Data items
....
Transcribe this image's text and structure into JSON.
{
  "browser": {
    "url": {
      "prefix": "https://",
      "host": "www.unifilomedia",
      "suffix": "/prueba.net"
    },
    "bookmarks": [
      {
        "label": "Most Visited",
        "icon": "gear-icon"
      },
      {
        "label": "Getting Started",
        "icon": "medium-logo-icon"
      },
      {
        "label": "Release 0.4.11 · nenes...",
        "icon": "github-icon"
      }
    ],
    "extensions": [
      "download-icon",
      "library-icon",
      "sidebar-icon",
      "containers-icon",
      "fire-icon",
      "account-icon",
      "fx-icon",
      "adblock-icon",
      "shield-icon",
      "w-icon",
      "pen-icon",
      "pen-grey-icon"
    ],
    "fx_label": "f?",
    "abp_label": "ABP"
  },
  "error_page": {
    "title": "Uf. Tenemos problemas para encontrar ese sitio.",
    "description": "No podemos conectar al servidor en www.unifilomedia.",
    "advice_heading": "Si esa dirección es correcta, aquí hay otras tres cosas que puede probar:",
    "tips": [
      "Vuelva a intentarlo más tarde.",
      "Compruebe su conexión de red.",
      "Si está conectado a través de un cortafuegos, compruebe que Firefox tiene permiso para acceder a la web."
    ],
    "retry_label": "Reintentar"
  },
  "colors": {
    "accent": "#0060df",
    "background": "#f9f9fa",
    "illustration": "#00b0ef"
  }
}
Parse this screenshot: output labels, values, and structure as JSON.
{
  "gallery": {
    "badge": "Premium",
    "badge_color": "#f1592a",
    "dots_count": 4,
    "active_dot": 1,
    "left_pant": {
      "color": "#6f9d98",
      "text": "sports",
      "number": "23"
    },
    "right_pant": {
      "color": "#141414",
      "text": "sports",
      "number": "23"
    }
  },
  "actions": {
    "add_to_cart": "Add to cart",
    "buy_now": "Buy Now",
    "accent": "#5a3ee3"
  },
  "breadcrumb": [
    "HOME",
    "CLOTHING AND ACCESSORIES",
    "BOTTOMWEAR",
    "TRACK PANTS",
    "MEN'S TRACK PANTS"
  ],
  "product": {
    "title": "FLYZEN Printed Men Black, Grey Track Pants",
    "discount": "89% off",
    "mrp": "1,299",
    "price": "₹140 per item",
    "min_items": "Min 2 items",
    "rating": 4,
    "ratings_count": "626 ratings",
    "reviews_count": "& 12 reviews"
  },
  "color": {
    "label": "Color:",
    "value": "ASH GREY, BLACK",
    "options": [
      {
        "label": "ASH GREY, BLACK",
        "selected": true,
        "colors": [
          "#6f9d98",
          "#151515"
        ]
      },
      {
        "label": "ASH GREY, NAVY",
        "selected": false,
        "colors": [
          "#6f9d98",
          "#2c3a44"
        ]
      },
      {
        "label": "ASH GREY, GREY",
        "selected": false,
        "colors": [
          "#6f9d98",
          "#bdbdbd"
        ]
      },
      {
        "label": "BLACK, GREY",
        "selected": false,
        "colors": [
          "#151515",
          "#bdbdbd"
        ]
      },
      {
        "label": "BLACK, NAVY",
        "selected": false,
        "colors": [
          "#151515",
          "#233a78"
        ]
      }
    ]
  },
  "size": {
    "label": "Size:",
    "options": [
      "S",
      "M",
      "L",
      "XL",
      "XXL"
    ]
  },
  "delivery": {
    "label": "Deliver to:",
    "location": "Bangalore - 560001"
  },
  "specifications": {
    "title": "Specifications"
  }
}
....
• [What this task involves]:
Write out the entries above word for word.

• [Output below]:
Transcribe this image's text and structure into JSON.
{
  "browser": {
    "url": {
      "prefix": "https://",
      "host": "www.unifilomedia",
      "suffix": "/prueba.net"
    },
    "bookmarks": [
      {
        "label": "Most Visited",
        "icon": "gear-icon"
      },
      {
        "label": "Getting Started",
        "icon": "medium-logo-icon"
      },
      {
        "label": "Release 0.4.11 · nenes...",
        "icon": "github-icon"
      }
    ],
    "extensions": [
      "download-icon",
      "library-icon",
      "sidebar-icon",
      "containers-icon",
      "fire-icon",
      "account-icon",
      "fx-icon",
      "adblock-icon",
      "shield-icon",
      "w-icon",
      "pen-icon",
      "pen-grey-icon"
    ],
    "fx_label": "f?",
    "abp_label": "ABP"
  },
  "error_page": {
    "title": "Uf. Tenemos problemas para encontrar ese sitio.",
    "description": "No podemos conectar al servidor en www.unifilomedia.",
    "advice_heading": "Si esa dirección es correcta, aquí hay otras tres cosas que puede probar:",
    "tips": [
      "Vuelva a intentarlo más tarde.",
      "Compruebe su conexión de red.",
      "Si está conectado a través de un cortafuegos, compruebe que Firefox tiene permiso para acceder a la web."
    ],
    "retry_label": "Reintentar"
  },
  "colors": {
    "accent": "#0060df",
    "background": "#f9f9fa",
    "illustration": "#00b0ef"
  }
}
Parse this screenshot: output labels, values, and structure as JSON.
{
  "gallery": {
    "badge": "Premium",
    "badge_color": "#f1592a",
    "dots_count": 4,
    "active_dot": 1,
    "left_pant": {
      "color": "#6f9d98",
      "text": "sports",
      "number": "23"
    },
    "right_pant": {
      "color": "#141414",
      "text": "sports",
      "number": "23"
    }
  },
  "actions": {
    "add_to_cart": "Add to cart",
    "buy_now": "Buy Now",
    "accent": "#5a3ee3"
  },
  "breadcrumb": [
    "HOME",
    "CLOTHING AND ACCESSORIES",
    "BOTTOMWEAR",
    "TRACK PANTS",
    "MEN'S TRACK PANTS"
  ],
  "product": {
    "title": "FLYZEN Printed Men Black, Grey Track Pants",
    "discount": "89% off",
    "mrp": "1,299",
    "price": "₹140 per item",
    "min_items": "Min 2 items",
    "rating": 4,
    "ratings_count": "626 ratings",
    "reviews_count": "& 12 reviews"
  },
  "color": {
    "label": "Color:",
    "value": "ASH GREY, BLACK",
    "options": [
      {
        "label": "ASH GREY, BLACK",
        "selected": true,
        "colors": [
          "#6f9d98",
          "#151515"
        ]
      },
      {
        "label": "ASH GREY, NAVY",
        "selected": false,
        "colors": [
          "#6f9d98",
          "#2c3a44"
        ]
      },
      {
        "label": "ASH GREY, GREY",
        "selected": false,
        "colors": [
          "#6f9d98",
          "#bdbdbd"
        ]
      },
      {
        "label": "BLACK, GREY",
        "selected": false,
        "colors": [
          "#151515",
          "#bdbdbd"
        ]
      },
      {
        "label": "BLACK, NAVY",
        "selected": false,
        "colors": [
          "#151515",
          "#233a78"
        ]
      }
    ]
  },
  "size": {
    "label": "Size:",
    "options": [
      "S",
      "M",
      "L",
      "XL",
      "XXL"
    ]
  },
  "delivery": {
    "label": "Deliver to:",
    "location": "Bangalore - 560001"
  },
  "specifications": {
    "title": "Specifications"
  }
}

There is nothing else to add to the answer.